» **WORK TO DO**
Repeat each line of the listing below word for word, with nothing changed or left out.
═════ RECORDS FOR THE TASK
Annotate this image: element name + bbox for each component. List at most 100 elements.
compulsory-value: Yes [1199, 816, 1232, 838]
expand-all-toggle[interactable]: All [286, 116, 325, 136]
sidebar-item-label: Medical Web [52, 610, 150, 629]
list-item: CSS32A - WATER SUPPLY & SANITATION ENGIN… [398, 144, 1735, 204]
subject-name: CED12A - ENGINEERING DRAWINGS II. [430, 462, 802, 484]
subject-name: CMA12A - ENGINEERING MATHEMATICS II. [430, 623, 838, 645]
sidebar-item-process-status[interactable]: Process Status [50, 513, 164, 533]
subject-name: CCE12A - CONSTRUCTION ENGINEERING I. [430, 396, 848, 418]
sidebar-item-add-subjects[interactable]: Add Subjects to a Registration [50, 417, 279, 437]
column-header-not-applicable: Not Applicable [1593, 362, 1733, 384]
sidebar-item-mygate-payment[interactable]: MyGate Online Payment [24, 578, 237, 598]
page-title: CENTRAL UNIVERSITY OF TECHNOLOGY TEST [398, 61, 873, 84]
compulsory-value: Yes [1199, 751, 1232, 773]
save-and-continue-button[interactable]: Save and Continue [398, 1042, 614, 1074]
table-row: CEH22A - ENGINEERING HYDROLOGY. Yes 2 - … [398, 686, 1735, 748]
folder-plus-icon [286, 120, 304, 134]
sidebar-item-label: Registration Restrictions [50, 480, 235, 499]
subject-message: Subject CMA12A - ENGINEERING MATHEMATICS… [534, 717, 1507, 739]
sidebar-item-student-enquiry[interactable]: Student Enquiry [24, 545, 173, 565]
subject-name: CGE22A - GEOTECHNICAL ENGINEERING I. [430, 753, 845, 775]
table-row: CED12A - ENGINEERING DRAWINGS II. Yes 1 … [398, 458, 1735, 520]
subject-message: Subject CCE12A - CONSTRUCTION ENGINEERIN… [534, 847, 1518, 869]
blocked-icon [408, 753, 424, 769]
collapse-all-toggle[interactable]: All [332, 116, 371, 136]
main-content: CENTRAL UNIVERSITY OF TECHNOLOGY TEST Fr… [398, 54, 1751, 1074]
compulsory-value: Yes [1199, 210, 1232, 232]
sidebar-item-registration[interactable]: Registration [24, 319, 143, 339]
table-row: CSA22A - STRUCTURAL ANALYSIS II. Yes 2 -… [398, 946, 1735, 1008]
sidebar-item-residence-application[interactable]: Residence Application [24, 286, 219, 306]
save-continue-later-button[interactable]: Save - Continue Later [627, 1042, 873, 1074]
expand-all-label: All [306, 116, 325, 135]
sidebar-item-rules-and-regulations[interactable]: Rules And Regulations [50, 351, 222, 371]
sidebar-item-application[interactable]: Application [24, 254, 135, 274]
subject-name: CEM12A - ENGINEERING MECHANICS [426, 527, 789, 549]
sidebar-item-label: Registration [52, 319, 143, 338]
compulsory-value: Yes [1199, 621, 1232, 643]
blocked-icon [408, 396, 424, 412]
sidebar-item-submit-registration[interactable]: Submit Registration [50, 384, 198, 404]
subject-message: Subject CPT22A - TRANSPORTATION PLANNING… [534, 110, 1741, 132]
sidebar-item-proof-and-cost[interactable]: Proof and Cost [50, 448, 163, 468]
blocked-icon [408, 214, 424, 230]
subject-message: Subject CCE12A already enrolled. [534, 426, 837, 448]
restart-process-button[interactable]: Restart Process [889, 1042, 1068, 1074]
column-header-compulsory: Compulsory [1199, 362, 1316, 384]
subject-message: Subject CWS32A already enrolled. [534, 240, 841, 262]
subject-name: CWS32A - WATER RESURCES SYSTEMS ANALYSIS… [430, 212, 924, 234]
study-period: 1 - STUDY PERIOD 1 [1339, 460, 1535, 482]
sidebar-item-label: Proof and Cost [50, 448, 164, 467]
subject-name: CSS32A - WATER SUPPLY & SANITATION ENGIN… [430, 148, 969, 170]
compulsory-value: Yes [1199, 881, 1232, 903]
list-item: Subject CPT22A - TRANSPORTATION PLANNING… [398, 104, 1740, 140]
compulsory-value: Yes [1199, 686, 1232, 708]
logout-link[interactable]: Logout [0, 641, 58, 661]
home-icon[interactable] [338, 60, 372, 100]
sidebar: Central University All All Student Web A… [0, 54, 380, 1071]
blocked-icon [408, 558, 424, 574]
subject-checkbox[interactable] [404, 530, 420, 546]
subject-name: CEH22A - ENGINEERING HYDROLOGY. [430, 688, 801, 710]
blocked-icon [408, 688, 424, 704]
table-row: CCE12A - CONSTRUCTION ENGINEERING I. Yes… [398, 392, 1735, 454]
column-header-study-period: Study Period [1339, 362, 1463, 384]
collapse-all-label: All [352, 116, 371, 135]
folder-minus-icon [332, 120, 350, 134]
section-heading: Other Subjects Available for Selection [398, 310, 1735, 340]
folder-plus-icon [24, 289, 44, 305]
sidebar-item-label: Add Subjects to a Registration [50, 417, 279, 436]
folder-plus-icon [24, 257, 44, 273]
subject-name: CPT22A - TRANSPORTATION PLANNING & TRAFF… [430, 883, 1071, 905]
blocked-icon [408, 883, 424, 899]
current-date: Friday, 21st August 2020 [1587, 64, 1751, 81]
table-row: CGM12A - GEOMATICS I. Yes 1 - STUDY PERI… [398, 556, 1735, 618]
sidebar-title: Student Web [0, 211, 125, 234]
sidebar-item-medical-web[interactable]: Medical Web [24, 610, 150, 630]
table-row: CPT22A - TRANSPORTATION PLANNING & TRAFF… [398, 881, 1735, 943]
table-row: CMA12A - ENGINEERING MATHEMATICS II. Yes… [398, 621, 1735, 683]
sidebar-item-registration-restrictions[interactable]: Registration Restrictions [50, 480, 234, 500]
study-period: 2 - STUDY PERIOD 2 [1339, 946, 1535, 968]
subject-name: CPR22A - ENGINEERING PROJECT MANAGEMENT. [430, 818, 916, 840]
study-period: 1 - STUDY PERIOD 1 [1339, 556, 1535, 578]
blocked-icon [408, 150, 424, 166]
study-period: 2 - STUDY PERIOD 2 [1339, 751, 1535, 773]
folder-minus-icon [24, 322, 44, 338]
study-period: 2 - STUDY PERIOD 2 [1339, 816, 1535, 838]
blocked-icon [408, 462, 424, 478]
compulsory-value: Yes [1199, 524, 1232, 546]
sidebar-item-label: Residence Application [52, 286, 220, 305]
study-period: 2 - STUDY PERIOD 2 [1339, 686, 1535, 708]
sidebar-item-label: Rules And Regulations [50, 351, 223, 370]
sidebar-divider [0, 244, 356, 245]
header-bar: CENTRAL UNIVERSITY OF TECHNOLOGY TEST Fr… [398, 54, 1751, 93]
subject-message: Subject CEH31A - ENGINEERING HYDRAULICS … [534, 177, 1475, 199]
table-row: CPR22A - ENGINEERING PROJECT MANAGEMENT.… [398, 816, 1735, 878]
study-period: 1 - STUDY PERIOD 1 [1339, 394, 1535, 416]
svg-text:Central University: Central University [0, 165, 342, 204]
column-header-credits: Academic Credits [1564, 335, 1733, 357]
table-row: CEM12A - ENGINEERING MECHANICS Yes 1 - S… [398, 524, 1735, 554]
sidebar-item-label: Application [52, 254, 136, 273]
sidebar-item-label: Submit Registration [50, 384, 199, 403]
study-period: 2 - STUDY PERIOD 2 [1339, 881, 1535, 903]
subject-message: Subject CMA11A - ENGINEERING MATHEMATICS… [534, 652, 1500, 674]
══════════
» **TASK RESPONSE**
Annotate this image: element name + bbox for each component. List at most 100 elements.
compulsory-value: Yes [1199, 816, 1232, 838]
expand-all-toggle[interactable]: All [286, 116, 325, 136]
sidebar-item-label: Medical Web [52, 610, 150, 629]
list-item: CSS32A - WATER SUPPLY & SANITATION ENGIN… [398, 144, 1735, 204]
subject-name: CED12A - ENGINEERING DRAWINGS II. [430, 462, 802, 484]
subject-name: CMA12A - ENGINEERING MATHEMATICS II. [430, 623, 838, 645]
sidebar-item-process-status[interactable]: Process Status [50, 513, 164, 533]
subject-name: CCE12A - CONSTRUCTION ENGINEERING I. [430, 396, 848, 418]
sidebar-item-add-subjects[interactable]: Add Subjects to a Registration [50, 417, 279, 437]
column-header-not-applicable: Not Applicable [1593, 362, 1733, 384]
sidebar-item-mygate-payment[interactable]: MyGate Online Payment [24, 578, 237, 598]
page-title: CENTRAL UNIVERSITY OF TECHNOLOGY TEST [398, 61, 873, 84]
compulsory-value: Yes [1199, 751, 1232, 773]
save-and-continue-button[interactable]: Save and Continue [398, 1042, 614, 1074]
table-row: CEH22A - ENGINEERING HYDROLOGY. Yes 2 - … [398, 686, 1735, 748]
folder-plus-icon [286, 120, 304, 134]
sidebar-item-label: Registration Restrictions [50, 480, 235, 499]
subject-message: Subject CMA12A - ENGINEERING MATHEMATICS… [534, 717, 1507, 739]
sidebar-item-student-enquiry[interactable]: Student Enquiry [24, 545, 173, 565]
subject-name: CGE22A - GEOTECHNICAL ENGINEERING I. [430, 753, 845, 775]
table-row: CED12A - ENGINEERING DRAWINGS II. Yes 1 … [398, 458, 1735, 520]
subject-message: Subject CCE12A - CONSTRUCTION ENGINEERIN… [534, 847, 1518, 869]
blocked-icon [408, 753, 424, 769]
collapse-all-toggle[interactable]: All [332, 116, 371, 136]
main-content: CENTRAL UNIVERSITY OF TECHNOLOGY TEST Fr… [398, 54, 1751, 1074]
compulsory-value: Yes [1199, 210, 1232, 232]
sidebar-item-registration[interactable]: Registration [24, 319, 143, 339]
table-row: CSA22A - STRUCTURAL ANALYSIS II. Yes 2 -… [398, 946, 1735, 1008]
sidebar-item-residence-application[interactable]: Residence Application [24, 286, 219, 306]
save-continue-later-button[interactable]: Save - Continue Later [627, 1042, 873, 1074]
expand-all-label: All [306, 116, 325, 135]
sidebar-item-rules-and-regulations[interactable]: Rules And Regulations [50, 351, 222, 371]
sidebar-item-application[interactable]: Application [24, 254, 135, 274]
subject-name: CEM12A - ENGINEERING MECHANICS [426, 527, 789, 549]
sidebar-item-label: Registration [52, 319, 143, 338]
compulsory-value: Yes [1199, 621, 1232, 643]
blocked-icon [408, 396, 424, 412]
sidebar-item-submit-registration[interactable]: Submit Registration [50, 384, 198, 404]
subject-message: Subject CPT22A - TRANSPORTATION PLANNING… [534, 110, 1741, 132]
sidebar-item-proof-and-cost[interactable]: Proof and Cost [50, 448, 163, 468]
blocked-icon [408, 214, 424, 230]
subject-message: Subject CCE12A already enrolled. [534, 426, 837, 448]
restart-process-button[interactable]: Restart Process [889, 1042, 1068, 1074]
column-header-compulsory: Compulsory [1199, 362, 1316, 384]
subject-message: Subject CWS32A already enrolled. [534, 240, 841, 262]
subject-name: CWS32A - WATER RESURCES SYSTEMS ANALYSIS… [430, 212, 924, 234]
study-period: 1 - STUDY PERIOD 1 [1339, 460, 1535, 482]
sidebar-item-label: Proof and Cost [50, 448, 164, 467]
subject-name: CSS32A - WATER SUPPLY & SANITATION ENGIN… [430, 148, 969, 170]
compulsory-value: Yes [1199, 881, 1232, 903]
list-item: Subject CPT22A - TRANSPORTATION PLANNING… [398, 104, 1740, 140]
compulsory-value: Yes [1199, 686, 1232, 708]
logout-link[interactable]: Logout [0, 641, 58, 661]
home-icon[interactable] [338, 60, 372, 100]
sidebar: Central University All All Student Web A… [0, 54, 380, 1071]
blocked-icon [408, 558, 424, 574]
subject-checkbox[interactable] [404, 530, 420, 546]
subject-name: CEH22A - ENGINEERING HYDROLOGY. [430, 688, 801, 710]
blocked-icon [408, 688, 424, 704]
table-row: CCE12A - CONSTRUCTION ENGINEERING I. Yes… [398, 392, 1735, 454]
column-header-study-period: Study Period [1339, 362, 1463, 384]
collapse-all-label: All [352, 116, 371, 135]
folder-minus-icon [332, 120, 350, 134]
section-heading: Other Subjects Available for Selection [398, 310, 1735, 340]
folder-plus-icon [24, 289, 44, 305]
sidebar-item-label: Add Subjects to a Registration [50, 417, 279, 436]
folder-plus-icon [24, 257, 44, 273]
subject-name: CPT22A - TRANSPORTATION PLANNING & TRAFF… [430, 883, 1071, 905]
blocked-icon [408, 883, 424, 899]
current-date: Friday, 21st August 2020 [1587, 64, 1751, 81]
table-row: CGM12A - GEOMATICS I. Yes 1 - STUDY PERI… [398, 556, 1735, 618]
sidebar-title: Student Web [0, 211, 125, 234]
sidebar-item-medical-web[interactable]: Medical Web [24, 610, 150, 630]
table-row: CPT22A - TRANSPORTATION PLANNING & TRAFF… [398, 881, 1735, 943]
table-row: CMA12A - ENGINEERING MATHEMATICS II. Yes… [398, 621, 1735, 683]
sidebar-item-registration-restrictions[interactable]: Registration Restrictions [50, 480, 234, 500]
study-period: 2 - STUDY PERIOD 2 [1339, 946, 1535, 968]
subject-name: CPR22A - ENGINEERING PROJECT MANAGEMENT. [430, 818, 916, 840]
study-period: 1 - STUDY PERIOD 1 [1339, 556, 1535, 578]
blocked-icon [408, 150, 424, 166]
study-period: 2 - STUDY PERIOD 2 [1339, 751, 1535, 773]
folder-minus-icon [24, 322, 44, 338]
study-period: 2 - STUDY PERIOD 2 [1339, 816, 1535, 838]
blocked-icon [408, 462, 424, 478]
compulsory-value: Yes [1199, 524, 1232, 546]
sidebar-item-label: Residence Application [52, 286, 220, 305]
study-period: 2 - STUDY PERIOD 2 [1339, 686, 1535, 708]
sidebar-item-label: Rules And Regulations [50, 351, 223, 370]
sidebar-divider [0, 244, 356, 245]
header-bar: CENTRAL UNIVERSITY OF TECHNOLOGY TEST Fr… [398, 54, 1751, 93]
subject-message: Subject CEH31A - ENGINEERING HYDRAULICS … [534, 177, 1475, 199]
table-row: CPR22A - ENGINEERING PROJECT MANAGEMENT.… [398, 816, 1735, 878]
study-period: 1 - STUDY PERIOD 1 [1339, 394, 1535, 416]
svg-text:Central University: Central University [0, 165, 342, 204]
column-header-credits: Academic Credits [1564, 335, 1733, 357]
table-row: CEM12A - ENGINEERING MECHANICS Yes 1 - S… [398, 524, 1735, 554]
sidebar-item-label: Application [52, 254, 136, 273]
sidebar-item-label: Submit Registration [50, 384, 199, 403]
study-period: 2 - STUDY PERIOD 2 [1339, 881, 1535, 903]
subject-message: Subject CMA11A - ENGINEERING MATHEMATICS… [534, 652, 1500, 674]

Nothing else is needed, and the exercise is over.